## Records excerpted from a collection
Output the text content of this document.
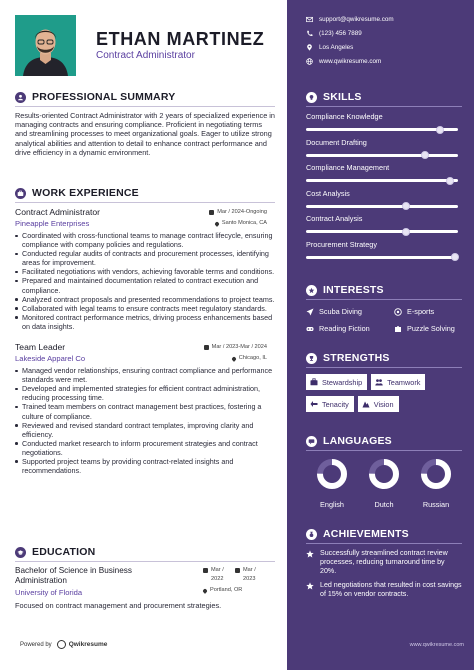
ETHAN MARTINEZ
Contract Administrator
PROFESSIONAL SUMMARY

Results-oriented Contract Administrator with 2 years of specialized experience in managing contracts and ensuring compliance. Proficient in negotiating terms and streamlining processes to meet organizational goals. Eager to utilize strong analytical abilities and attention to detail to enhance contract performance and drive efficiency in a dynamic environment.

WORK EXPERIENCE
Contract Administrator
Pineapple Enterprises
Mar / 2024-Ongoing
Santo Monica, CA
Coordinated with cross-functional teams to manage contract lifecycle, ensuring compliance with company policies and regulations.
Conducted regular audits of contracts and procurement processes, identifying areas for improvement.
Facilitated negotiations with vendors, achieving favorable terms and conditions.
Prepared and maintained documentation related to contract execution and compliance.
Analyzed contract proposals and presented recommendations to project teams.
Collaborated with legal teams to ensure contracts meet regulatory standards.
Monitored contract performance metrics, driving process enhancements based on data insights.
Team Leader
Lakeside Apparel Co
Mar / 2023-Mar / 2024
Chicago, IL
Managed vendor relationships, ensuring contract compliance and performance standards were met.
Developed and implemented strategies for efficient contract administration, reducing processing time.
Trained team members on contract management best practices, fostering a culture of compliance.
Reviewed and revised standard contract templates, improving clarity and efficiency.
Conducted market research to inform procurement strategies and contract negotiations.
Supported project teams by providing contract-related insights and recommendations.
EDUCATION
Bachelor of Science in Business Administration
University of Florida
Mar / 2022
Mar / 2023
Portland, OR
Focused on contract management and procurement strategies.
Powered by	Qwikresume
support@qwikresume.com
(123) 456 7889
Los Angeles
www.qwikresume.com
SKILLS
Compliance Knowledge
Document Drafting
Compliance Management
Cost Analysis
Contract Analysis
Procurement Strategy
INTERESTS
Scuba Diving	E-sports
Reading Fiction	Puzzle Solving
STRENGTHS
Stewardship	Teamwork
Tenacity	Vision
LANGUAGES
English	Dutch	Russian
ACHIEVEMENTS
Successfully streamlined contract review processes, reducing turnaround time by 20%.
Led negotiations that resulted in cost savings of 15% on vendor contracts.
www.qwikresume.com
==
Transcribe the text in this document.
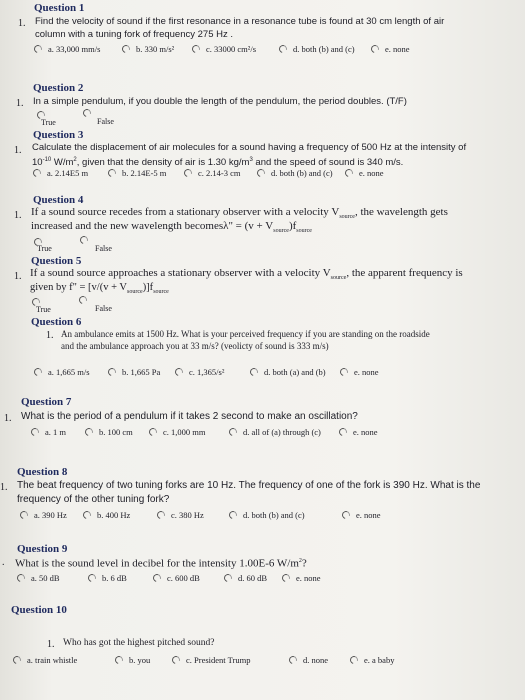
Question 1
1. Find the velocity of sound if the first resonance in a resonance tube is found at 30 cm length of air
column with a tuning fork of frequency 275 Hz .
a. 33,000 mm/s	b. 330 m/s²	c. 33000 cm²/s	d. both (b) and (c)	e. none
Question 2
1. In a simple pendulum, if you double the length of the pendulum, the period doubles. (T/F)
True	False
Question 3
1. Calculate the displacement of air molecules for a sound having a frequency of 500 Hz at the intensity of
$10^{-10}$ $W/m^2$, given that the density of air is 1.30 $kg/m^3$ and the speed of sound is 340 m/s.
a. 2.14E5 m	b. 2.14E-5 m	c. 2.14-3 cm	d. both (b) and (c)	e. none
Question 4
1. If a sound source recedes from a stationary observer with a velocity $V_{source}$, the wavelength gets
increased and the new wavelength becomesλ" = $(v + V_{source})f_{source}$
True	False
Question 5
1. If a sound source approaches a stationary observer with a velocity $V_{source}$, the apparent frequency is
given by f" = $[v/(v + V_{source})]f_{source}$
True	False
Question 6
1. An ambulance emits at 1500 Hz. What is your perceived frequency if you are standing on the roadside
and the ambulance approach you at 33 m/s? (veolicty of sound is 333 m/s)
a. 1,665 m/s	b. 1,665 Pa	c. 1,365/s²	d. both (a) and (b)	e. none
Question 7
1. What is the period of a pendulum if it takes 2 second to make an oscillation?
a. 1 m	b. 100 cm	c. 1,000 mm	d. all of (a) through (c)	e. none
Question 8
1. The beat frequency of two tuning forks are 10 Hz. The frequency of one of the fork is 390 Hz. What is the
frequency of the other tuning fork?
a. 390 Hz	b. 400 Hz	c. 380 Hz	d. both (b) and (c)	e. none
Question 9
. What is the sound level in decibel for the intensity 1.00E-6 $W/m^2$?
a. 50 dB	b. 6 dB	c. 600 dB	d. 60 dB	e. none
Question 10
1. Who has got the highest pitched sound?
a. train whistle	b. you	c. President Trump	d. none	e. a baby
* * *
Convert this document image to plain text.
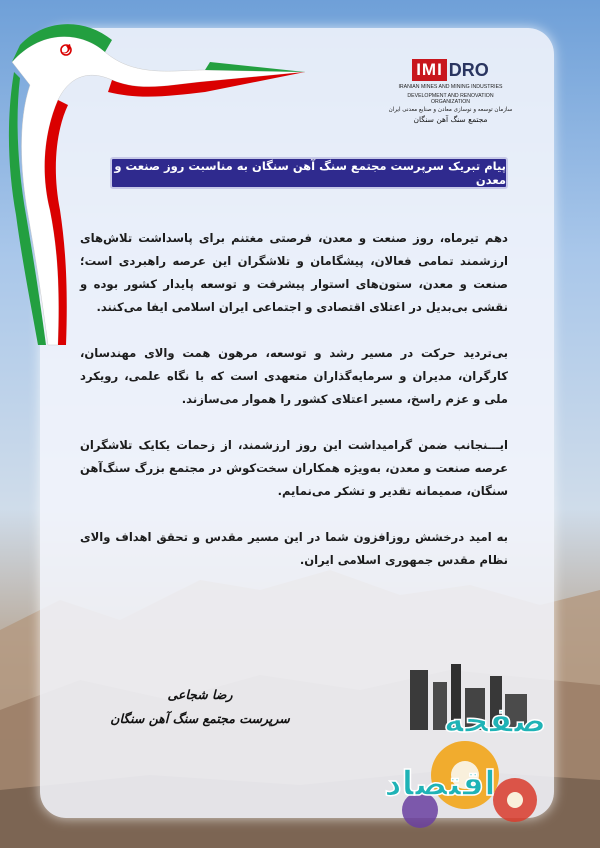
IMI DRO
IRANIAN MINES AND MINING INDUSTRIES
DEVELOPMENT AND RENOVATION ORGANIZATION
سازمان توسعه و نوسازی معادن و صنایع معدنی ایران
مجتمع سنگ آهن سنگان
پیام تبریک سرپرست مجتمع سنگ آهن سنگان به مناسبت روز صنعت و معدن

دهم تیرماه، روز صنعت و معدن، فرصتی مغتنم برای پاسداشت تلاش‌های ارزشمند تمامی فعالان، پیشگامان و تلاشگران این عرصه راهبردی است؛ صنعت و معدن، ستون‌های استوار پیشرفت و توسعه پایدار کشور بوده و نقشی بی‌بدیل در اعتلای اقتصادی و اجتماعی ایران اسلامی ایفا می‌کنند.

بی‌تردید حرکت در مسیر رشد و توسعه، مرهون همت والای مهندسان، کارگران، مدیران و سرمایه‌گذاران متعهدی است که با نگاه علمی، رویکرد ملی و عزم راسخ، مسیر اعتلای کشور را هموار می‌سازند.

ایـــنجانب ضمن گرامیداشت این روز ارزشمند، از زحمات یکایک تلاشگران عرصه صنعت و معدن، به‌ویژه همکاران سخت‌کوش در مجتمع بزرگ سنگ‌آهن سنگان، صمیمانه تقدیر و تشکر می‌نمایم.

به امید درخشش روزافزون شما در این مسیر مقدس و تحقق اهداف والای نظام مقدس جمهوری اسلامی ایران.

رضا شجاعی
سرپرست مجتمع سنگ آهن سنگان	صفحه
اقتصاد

## Brief
What is the number of lines that hold the string "text"? Give it alone.

## Solved exercise
3